## BEGIN Given data

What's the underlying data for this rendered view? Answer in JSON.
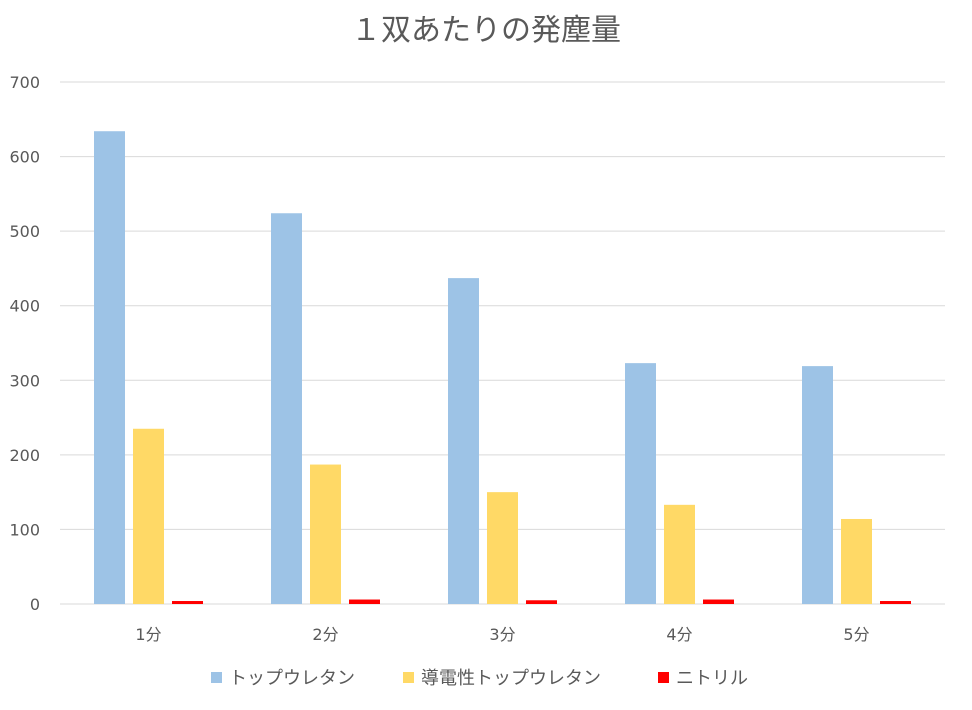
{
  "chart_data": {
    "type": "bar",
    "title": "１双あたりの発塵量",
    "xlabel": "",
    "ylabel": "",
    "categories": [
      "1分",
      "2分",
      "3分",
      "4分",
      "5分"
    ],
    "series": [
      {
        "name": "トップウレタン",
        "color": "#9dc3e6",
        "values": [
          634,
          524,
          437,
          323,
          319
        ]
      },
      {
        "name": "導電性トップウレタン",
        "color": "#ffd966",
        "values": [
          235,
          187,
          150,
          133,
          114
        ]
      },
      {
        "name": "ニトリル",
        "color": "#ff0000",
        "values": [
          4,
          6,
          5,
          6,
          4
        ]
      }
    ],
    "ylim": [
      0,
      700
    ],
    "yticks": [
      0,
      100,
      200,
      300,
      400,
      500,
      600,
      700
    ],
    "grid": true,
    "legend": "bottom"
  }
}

## END Given data

> [What the task asks]: Output all the records, word for word, with no pictures in the copy.

> [Solution for this problem]:
What's the underlying data for this rendered view? Answer in JSON.
{
  "chart_data": {
    "type": "bar",
    "title": "１双あたりの発塵量",
    "xlabel": "",
    "ylabel": "",
    "categories": [
      "1分",
      "2分",
      "3分",
      "4分",
      "5分"
    ],
    "series": [
      {
        "name": "トップウレタン",
        "color": "#9dc3e6",
        "values": [
          634,
          524,
          437,
          323,
          319
        ]
      },
      {
        "name": "導電性トップウレタン",
        "color": "#ffd966",
        "values": [
          235,
          187,
          150,
          133,
          114
        ]
      },
      {
        "name": "ニトリル",
        "color": "#ff0000",
        "values": [
          4,
          6,
          5,
          6,
          4
        ]
      }
    ],
    "ylim": [
      0,
      700
    ],
    "yticks": [
      0,
      100,
      200,
      300,
      400,
      500,
      600,
      700
    ],
    "grid": true,
    "legend": "bottom"
  }
}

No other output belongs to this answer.